§ **PROBLEM REQUIREMENTS**
Reproduce all the entries exactly.

━━━━━━━━

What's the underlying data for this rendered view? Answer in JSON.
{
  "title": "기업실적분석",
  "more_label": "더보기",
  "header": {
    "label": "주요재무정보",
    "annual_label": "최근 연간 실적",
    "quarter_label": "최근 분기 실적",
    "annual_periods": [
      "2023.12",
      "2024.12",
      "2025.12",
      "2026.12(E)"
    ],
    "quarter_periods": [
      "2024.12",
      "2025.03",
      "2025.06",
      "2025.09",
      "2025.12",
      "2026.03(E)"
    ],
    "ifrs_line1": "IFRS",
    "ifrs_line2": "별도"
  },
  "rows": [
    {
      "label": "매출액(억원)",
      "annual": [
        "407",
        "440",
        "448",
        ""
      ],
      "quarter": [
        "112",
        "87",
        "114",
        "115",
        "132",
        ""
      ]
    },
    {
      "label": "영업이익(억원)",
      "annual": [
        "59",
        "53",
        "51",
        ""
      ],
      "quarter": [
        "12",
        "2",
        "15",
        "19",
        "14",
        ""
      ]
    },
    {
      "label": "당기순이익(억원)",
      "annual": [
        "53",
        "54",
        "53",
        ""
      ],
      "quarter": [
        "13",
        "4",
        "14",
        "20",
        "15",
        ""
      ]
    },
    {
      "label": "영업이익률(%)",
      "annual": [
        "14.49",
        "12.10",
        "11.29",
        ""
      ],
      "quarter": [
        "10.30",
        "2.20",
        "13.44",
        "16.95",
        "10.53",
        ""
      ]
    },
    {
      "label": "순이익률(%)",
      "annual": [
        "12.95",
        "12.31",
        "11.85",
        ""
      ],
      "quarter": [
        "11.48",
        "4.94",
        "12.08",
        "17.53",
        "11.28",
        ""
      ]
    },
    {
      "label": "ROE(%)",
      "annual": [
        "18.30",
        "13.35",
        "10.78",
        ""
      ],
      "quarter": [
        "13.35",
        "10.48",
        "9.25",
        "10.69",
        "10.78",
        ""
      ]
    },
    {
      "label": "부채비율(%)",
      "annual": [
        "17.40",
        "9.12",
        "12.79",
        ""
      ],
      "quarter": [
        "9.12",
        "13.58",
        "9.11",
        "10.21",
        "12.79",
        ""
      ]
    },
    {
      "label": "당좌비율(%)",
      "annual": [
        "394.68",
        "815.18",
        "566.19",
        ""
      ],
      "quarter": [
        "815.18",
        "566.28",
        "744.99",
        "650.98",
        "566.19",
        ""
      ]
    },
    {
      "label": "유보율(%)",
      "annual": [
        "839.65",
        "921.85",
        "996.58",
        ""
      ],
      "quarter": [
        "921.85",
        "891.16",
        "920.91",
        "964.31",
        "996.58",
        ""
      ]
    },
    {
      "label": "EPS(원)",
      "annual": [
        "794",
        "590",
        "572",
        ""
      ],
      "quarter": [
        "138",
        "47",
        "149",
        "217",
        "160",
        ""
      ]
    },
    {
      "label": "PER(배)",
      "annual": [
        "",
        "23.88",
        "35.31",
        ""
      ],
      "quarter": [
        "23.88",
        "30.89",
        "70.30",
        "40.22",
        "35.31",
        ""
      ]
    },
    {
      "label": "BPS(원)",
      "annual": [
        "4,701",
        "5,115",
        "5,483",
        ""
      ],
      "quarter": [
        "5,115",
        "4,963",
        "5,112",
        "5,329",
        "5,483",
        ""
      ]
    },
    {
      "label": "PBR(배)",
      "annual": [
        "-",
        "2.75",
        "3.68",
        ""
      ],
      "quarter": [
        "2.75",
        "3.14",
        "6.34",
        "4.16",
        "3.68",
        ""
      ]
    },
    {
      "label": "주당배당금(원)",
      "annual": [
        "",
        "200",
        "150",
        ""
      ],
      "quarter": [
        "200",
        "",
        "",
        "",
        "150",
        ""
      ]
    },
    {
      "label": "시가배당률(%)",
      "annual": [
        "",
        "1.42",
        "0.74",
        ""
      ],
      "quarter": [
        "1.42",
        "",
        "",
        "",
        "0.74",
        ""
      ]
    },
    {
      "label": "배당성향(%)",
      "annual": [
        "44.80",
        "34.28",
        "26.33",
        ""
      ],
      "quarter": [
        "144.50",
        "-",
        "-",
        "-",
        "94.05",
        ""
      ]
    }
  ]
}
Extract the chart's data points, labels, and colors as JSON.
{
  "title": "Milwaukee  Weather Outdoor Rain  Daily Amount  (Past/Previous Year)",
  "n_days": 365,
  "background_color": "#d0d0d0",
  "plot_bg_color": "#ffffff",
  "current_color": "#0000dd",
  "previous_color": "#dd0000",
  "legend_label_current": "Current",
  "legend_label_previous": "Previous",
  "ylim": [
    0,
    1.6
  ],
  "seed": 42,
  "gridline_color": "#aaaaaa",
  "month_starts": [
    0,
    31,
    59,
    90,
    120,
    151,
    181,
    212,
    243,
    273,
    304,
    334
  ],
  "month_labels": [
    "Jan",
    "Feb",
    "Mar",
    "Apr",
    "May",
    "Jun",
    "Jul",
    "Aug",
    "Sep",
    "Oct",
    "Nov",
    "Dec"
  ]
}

━━━━━━━━

§ **RESULT OF THIS EXERCISE**
What's the underlying data for this rendered view? Answer in JSON.
{
  "title": "기업실적분석",
  "more_label": "더보기",
  "header": {
    "label": "주요재무정보",
    "annual_label": "최근 연간 실적",
    "quarter_label": "최근 분기 실적",
    "annual_periods": [
      "2023.12",
      "2024.12",
      "2025.12",
      "2026.12(E)"
    ],
    "quarter_periods": [
      "2024.12",
      "2025.03",
      "2025.06",
      "2025.09",
      "2025.12",
      "2026.03(E)"
    ],
    "ifrs_line1": "IFRS",
    "ifrs_line2": "별도"
  },
  "rows": [
    {
      "label": "매출액(억원)",
      "annual": [
        "407",
        "440",
        "448",
        ""
      ],
      "quarter": [
        "112",
        "87",
        "114",
        "115",
        "132",
        ""
      ]
    },
    {
      "label": "영업이익(억원)",
      "annual": [
        "59",
        "53",
        "51",
        ""
      ],
      "quarter": [
        "12",
        "2",
        "15",
        "19",
        "14",
        ""
      ]
    },
    {
      "label": "당기순이익(억원)",
      "annual": [
        "53",
        "54",
        "53",
        ""
      ],
      "quarter": [
        "13",
        "4",
        "14",
        "20",
        "15",
        ""
      ]
    },
    {
      "label": "영업이익률(%)",
      "annual": [
        "14.49",
        "12.10",
        "11.29",
        ""
      ],
      "quarter": [
        "10.30",
        "2.20",
        "13.44",
        "16.95",
        "10.53",
        ""
      ]
    },
    {
      "label": "순이익률(%)",
      "annual": [
        "12.95",
        "12.31",
        "11.85",
        ""
      ],
      "quarter": [
        "11.48",
        "4.94",
        "12.08",
        "17.53",
        "11.28",
        ""
      ]
    },
    {
      "label": "ROE(%)",
      "annual": [
        "18.30",
        "13.35",
        "10.78",
        ""
      ],
      "quarter": [
        "13.35",
        "10.48",
        "9.25",
        "10.69",
        "10.78",
        ""
      ]
    },
    {
      "label": "부채비율(%)",
      "annual": [
        "17.40",
        "9.12",
        "12.79",
        ""
      ],
      "quarter": [
        "9.12",
        "13.58",
        "9.11",
        "10.21",
        "12.79",
        ""
      ]
    },
    {
      "label": "당좌비율(%)",
      "annual": [
        "394.68",
        "815.18",
        "566.19",
        ""
      ],
      "quarter": [
        "815.18",
        "566.28",
        "744.99",
        "650.98",
        "566.19",
        ""
      ]
    },
    {
      "label": "유보율(%)",
      "annual": [
        "839.65",
        "921.85",
        "996.58",
        ""
      ],
      "quarter": [
        "921.85",
        "891.16",
        "920.91",
        "964.31",
        "996.58",
        ""
      ]
    },
    {
      "label": "EPS(원)",
      "annual": [
        "794",
        "590",
        "572",
        ""
      ],
      "quarter": [
        "138",
        "47",
        "149",
        "217",
        "160",
        ""
      ]
    },
    {
      "label": "PER(배)",
      "annual": [
        "",
        "23.88",
        "35.31",
        ""
      ],
      "quarter": [
        "23.88",
        "30.89",
        "70.30",
        "40.22",
        "35.31",
        ""
      ]
    },
    {
      "label": "BPS(원)",
      "annual": [
        "4,701",
        "5,115",
        "5,483",
        ""
      ],
      "quarter": [
        "5,115",
        "4,963",
        "5,112",
        "5,329",
        "5,483",
        ""
      ]
    },
    {
      "label": "PBR(배)",
      "annual": [
        "-",
        "2.75",
        "3.68",
        ""
      ],
      "quarter": [
        "2.75",
        "3.14",
        "6.34",
        "4.16",
        "3.68",
        ""
      ]
    },
    {
      "label": "주당배당금(원)",
      "annual": [
        "",
        "200",
        "150",
        ""
      ],
      "quarter": [
        "200",
        "",
        "",
        "",
        "150",
        ""
      ]
    },
    {
      "label": "시가배당률(%)",
      "annual": [
        "",
        "1.42",
        "0.74",
        ""
      ],
      "quarter": [
        "1.42",
        "",
        "",
        "",
        "0.74",
        ""
      ]
    },
    {
      "label": "배당성향(%)",
      "annual": [
        "44.80",
        "34.28",
        "26.33",
        ""
      ],
      "quarter": [
        "144.50",
        "-",
        "-",
        "-",
        "94.05",
        ""
      ]
    }
  ]
}
Extract the chart's data points, labels, and colors as JSON.
{
  "title": "Milwaukee  Weather Outdoor Rain  Daily Amount  (Past/Previous Year)",
  "n_days": 365,
  "background_color": "#d0d0d0",
  "plot_bg_color": "#ffffff",
  "current_color": "#0000dd",
  "previous_color": "#dd0000",
  "legend_label_current": "Current",
  "legend_label_previous": "Previous",
  "ylim": [
    0,
    1.6
  ],
  "seed": 42,
  "gridline_color": "#aaaaaa",
  "month_starts": [
    0,
    31,
    59,
    90,
    120,
    151,
    181,
    212,
    243,
    273,
    304,
    334
  ],
  "month_labels": [
    "Jan",
    "Feb",
    "Mar",
    "Apr",
    "May",
    "Jun",
    "Jul",
    "Aug",
    "Sep",
    "Oct",
    "Nov",
    "Dec"
  ]
}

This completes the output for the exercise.